**Goal of the exercise:** Only the pictures should be dropped; every line of the data must come back exactly as written.

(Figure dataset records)
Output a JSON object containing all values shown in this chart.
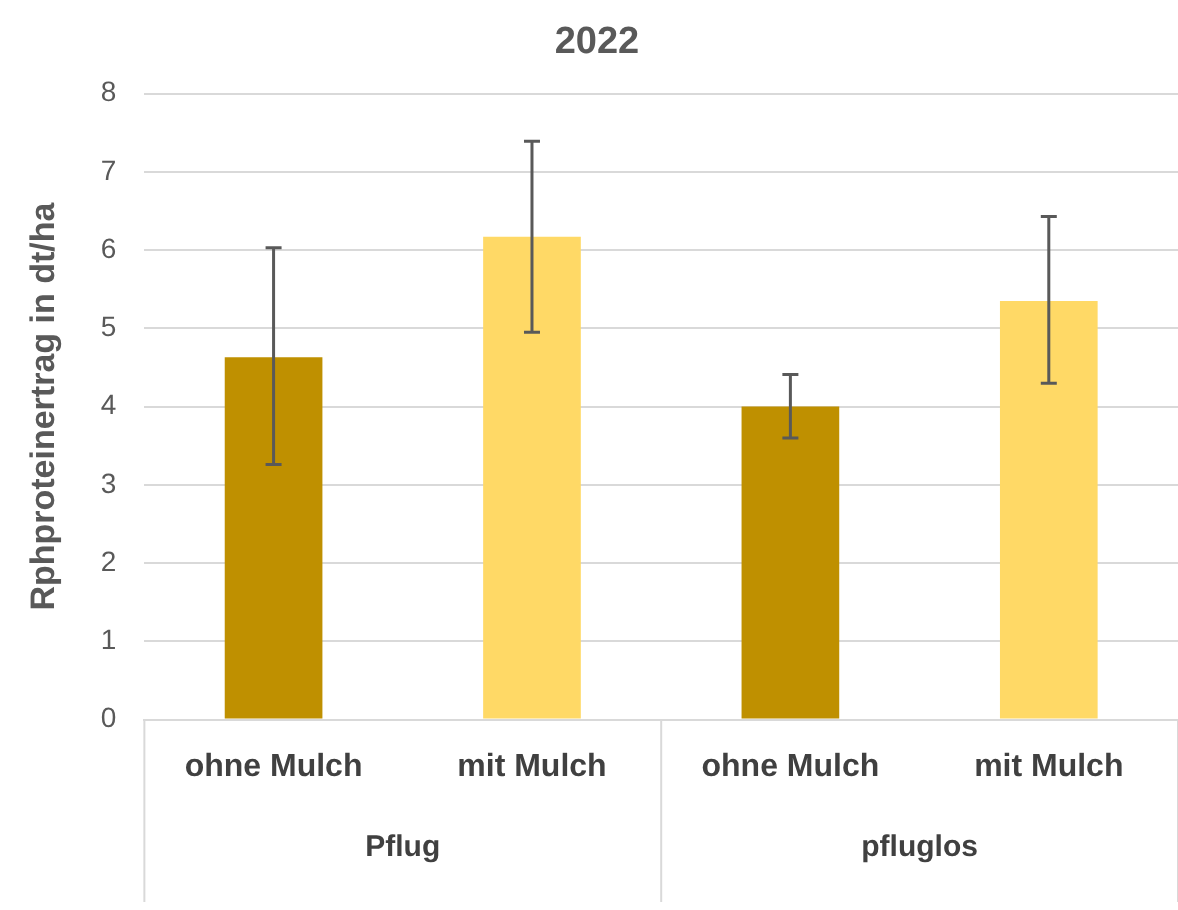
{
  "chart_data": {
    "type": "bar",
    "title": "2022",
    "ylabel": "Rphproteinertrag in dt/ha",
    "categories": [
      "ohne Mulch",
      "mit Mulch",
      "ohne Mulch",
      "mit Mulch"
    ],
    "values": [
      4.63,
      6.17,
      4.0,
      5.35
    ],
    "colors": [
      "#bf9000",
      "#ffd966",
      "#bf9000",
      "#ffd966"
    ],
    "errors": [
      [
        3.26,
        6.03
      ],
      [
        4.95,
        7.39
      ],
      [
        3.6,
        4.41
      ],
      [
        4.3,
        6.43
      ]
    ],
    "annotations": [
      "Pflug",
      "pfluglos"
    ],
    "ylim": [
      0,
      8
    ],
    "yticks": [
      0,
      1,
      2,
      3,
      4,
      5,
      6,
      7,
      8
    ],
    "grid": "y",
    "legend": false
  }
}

**Finished task:**
Output a JSON object containing all values shown in this chart.
{
  "chart_data": {
    "type": "bar",
    "title": "2022",
    "ylabel": "Rphproteinertrag in dt/ha",
    "categories": [
      "ohne Mulch",
      "mit Mulch",
      "ohne Mulch",
      "mit Mulch"
    ],
    "values": [
      4.63,
      6.17,
      4.0,
      5.35
    ],
    "colors": [
      "#bf9000",
      "#ffd966",
      "#bf9000",
      "#ffd966"
    ],
    "errors": [
      [
        3.26,
        6.03
      ],
      [
        4.95,
        7.39
      ],
      [
        3.6,
        4.41
      ],
      [
        4.3,
        6.43
      ]
    ],
    "annotations": [
      "Pflug",
      "pfluglos"
    ],
    "ylim": [
      0,
      8
    ],
    "yticks": [
      0,
      1,
      2,
      3,
      4,
      5,
      6,
      7,
      8
    ],
    "grid": "y",
    "legend": false
  }
}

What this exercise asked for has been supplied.